WHAT YOU HAVE TO DO: Pick out every line of the records that holds the string "with" and copy each of those lines.

RECORDS SHOWN:
****************************************
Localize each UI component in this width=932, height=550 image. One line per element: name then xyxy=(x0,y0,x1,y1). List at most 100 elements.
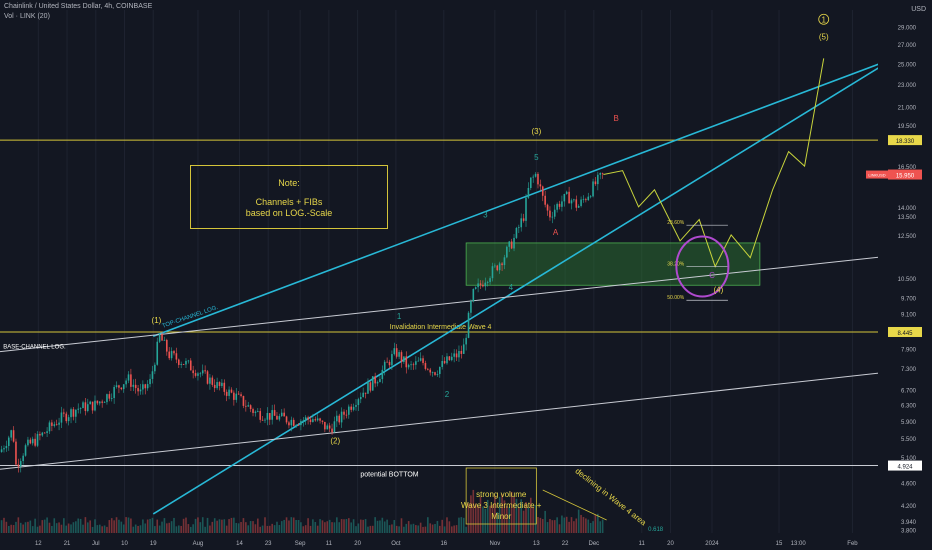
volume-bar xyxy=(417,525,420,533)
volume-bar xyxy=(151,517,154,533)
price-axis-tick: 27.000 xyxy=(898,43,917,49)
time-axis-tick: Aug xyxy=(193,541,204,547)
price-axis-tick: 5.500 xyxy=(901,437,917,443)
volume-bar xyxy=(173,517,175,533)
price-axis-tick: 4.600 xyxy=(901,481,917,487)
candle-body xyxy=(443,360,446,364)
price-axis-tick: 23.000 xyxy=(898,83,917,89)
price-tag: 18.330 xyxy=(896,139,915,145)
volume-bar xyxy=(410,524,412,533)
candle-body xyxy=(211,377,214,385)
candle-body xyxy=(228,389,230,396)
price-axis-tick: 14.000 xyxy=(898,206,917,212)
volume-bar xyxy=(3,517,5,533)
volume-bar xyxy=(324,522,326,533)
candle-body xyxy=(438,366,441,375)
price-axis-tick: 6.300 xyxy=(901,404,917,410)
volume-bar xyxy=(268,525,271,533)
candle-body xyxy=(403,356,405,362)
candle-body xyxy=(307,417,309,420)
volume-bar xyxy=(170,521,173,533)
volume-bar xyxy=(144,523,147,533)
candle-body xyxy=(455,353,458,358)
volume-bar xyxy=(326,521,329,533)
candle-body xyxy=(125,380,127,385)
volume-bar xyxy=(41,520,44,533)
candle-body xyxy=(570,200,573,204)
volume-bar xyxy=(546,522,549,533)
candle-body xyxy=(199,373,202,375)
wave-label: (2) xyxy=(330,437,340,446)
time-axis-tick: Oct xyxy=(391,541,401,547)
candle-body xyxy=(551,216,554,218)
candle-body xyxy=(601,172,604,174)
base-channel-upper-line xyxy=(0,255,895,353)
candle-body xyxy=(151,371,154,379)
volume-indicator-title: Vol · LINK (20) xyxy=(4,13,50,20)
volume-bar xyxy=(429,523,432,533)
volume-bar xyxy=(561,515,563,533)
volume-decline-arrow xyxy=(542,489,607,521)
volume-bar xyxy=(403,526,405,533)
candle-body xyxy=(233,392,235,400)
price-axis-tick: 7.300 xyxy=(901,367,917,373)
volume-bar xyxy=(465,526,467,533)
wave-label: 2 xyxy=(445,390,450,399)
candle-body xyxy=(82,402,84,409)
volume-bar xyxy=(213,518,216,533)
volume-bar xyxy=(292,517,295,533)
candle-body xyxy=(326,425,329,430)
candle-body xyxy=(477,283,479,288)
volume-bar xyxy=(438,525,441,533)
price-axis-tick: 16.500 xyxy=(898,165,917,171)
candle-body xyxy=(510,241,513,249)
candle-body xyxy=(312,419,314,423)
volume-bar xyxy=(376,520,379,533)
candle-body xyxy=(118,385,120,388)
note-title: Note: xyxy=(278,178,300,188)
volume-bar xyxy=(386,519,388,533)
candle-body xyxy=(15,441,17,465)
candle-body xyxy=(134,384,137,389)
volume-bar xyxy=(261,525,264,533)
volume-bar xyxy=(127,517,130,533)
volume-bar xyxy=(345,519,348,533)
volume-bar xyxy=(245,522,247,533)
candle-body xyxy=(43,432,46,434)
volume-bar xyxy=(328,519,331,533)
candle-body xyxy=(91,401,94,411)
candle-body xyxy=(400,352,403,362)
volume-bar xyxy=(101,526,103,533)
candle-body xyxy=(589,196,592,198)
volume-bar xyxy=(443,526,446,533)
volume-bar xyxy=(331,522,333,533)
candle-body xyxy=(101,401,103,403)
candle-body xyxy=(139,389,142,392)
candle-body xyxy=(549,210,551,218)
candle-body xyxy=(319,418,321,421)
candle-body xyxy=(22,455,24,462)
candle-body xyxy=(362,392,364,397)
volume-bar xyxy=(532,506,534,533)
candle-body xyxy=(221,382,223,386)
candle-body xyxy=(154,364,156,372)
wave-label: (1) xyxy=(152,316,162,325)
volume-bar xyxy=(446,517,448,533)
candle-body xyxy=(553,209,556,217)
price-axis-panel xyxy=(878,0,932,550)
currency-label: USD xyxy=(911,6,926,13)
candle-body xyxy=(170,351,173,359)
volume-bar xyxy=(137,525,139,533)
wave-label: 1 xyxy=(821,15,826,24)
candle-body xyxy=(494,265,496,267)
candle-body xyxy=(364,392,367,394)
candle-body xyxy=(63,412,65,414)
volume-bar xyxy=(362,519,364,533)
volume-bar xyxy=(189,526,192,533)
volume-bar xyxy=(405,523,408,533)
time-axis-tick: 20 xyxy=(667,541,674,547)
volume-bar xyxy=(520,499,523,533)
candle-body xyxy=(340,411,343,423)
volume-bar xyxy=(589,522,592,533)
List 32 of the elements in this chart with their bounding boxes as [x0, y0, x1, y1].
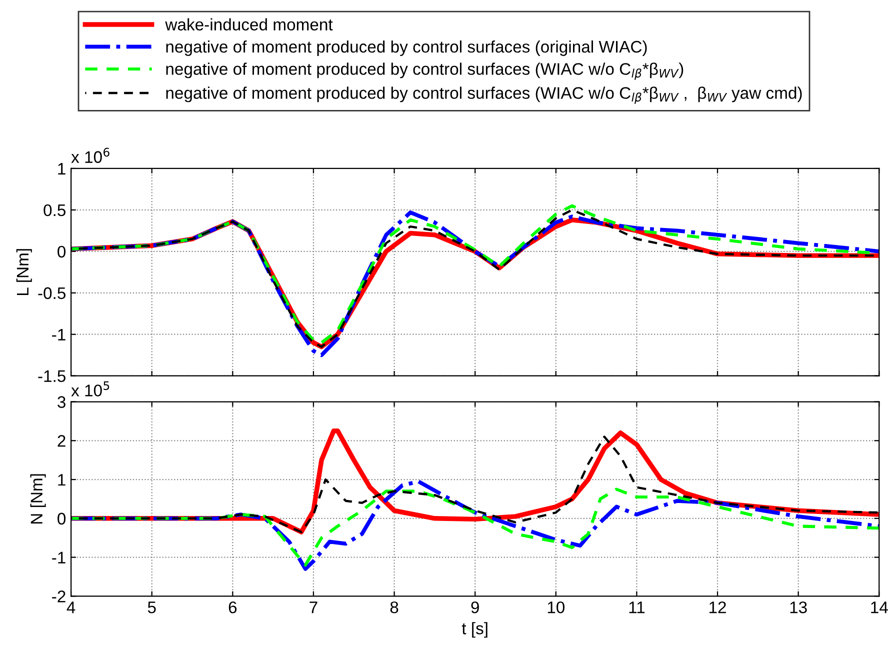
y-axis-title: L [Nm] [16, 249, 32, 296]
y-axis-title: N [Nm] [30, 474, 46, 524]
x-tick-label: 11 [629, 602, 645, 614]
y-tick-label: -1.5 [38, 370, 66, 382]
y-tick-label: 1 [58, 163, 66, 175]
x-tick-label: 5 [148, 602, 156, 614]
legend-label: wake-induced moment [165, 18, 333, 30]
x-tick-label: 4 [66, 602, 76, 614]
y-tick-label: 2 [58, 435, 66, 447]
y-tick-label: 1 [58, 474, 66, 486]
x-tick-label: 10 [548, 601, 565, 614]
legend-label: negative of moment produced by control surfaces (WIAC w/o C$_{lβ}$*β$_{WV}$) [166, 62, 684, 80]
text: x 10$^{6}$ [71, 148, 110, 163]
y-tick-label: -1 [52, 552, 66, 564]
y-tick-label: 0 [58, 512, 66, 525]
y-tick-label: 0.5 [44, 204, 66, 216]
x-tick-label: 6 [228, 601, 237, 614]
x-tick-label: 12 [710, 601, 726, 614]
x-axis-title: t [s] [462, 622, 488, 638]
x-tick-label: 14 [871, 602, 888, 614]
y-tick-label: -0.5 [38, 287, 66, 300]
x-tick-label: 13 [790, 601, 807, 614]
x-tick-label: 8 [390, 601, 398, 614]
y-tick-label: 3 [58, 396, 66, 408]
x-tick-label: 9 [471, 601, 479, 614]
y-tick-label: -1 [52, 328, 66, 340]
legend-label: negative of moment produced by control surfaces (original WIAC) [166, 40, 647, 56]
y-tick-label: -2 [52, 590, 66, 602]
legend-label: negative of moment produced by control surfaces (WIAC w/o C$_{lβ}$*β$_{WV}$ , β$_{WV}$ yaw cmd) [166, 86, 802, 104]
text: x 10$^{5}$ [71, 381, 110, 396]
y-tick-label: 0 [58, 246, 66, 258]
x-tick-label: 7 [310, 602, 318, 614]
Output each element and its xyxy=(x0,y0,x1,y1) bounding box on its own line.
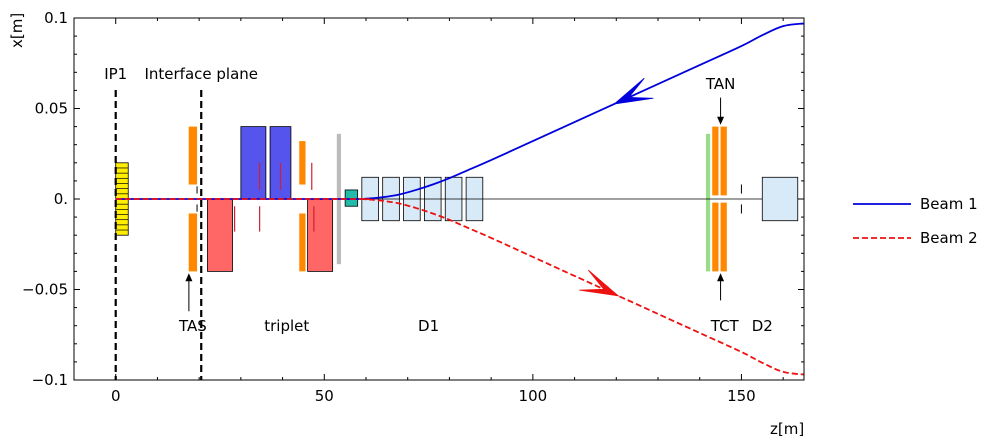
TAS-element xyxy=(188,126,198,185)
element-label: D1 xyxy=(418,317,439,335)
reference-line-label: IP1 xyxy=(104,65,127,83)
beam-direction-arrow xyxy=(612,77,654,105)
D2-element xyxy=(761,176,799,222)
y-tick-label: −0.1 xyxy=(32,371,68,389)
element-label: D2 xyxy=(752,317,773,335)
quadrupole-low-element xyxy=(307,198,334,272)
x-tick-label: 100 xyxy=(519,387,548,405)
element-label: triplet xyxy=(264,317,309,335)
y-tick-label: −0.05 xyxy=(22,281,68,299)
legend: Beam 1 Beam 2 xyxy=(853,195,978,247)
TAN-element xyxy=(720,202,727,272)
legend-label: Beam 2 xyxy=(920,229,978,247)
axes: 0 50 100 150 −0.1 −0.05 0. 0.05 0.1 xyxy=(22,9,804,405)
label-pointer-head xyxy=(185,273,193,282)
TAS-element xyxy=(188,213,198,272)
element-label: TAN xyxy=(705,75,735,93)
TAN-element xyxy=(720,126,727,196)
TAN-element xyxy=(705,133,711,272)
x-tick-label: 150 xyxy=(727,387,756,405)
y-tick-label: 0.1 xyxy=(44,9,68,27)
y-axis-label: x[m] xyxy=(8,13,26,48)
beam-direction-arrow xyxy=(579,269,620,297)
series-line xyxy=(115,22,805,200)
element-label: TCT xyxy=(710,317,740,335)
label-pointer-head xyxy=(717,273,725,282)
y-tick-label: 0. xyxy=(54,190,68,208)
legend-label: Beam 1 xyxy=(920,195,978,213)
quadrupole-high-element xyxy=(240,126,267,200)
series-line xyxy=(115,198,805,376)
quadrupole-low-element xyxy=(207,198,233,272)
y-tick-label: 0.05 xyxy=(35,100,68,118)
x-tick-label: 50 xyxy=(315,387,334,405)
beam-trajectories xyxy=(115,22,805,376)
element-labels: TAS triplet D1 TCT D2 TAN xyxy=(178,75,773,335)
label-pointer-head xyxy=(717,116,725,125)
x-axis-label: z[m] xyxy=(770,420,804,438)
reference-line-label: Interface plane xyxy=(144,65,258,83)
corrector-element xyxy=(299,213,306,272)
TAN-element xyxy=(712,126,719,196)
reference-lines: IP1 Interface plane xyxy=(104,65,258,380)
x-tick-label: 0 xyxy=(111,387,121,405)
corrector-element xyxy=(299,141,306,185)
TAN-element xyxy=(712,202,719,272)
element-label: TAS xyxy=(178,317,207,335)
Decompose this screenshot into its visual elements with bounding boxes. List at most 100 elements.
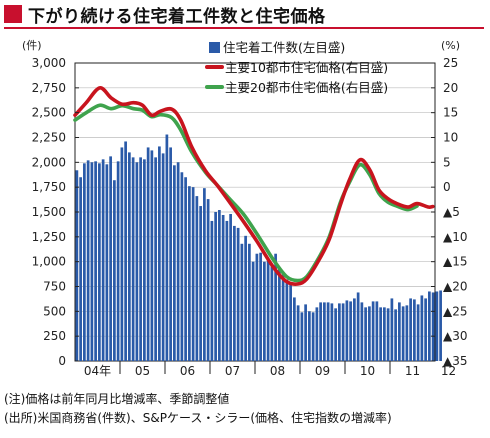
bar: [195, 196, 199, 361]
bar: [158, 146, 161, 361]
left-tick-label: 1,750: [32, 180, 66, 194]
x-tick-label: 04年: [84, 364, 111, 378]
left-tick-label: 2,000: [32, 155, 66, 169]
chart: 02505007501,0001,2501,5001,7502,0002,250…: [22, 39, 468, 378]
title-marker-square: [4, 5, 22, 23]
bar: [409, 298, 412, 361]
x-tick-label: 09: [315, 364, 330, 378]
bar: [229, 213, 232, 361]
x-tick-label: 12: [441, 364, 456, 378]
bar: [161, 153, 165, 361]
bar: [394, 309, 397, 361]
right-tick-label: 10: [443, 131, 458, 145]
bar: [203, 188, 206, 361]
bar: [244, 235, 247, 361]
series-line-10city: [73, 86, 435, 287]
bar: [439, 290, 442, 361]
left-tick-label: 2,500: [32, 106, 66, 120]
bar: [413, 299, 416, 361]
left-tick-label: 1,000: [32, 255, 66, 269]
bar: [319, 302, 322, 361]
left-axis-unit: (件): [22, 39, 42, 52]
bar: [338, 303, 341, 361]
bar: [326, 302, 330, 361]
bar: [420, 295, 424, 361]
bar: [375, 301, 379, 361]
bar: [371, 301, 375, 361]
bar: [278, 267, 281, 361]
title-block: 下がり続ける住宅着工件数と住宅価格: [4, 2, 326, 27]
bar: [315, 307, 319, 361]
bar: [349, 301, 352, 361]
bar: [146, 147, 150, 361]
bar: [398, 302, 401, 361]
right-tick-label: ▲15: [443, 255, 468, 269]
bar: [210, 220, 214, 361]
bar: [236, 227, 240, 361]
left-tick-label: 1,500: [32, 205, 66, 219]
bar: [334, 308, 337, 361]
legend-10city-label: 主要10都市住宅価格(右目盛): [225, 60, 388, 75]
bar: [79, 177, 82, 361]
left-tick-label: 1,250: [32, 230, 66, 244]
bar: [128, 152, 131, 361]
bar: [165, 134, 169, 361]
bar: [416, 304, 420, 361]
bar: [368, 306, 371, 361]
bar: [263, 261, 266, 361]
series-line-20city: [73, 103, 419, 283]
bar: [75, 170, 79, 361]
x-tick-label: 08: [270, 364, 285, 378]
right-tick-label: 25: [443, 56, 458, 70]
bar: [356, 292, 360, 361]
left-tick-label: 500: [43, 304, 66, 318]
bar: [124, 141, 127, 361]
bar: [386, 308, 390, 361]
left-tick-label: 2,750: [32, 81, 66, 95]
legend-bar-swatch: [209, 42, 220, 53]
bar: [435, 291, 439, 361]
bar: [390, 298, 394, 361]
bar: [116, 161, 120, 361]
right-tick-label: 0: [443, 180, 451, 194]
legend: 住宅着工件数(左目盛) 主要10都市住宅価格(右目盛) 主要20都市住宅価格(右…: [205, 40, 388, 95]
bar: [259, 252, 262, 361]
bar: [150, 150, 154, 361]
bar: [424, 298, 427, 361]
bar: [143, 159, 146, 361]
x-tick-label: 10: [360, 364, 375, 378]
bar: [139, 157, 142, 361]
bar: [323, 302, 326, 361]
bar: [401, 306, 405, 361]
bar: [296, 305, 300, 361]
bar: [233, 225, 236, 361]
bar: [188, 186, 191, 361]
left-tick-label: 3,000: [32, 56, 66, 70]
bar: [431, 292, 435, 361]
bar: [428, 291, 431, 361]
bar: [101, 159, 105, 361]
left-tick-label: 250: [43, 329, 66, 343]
****************************************
SOLUTION:
List 32 of the elements in this chart with their bounding boxes as [x0, y0, x1, y1].
Decompose this screenshot into its visual elements with bounding boxes. List at most 100 elements.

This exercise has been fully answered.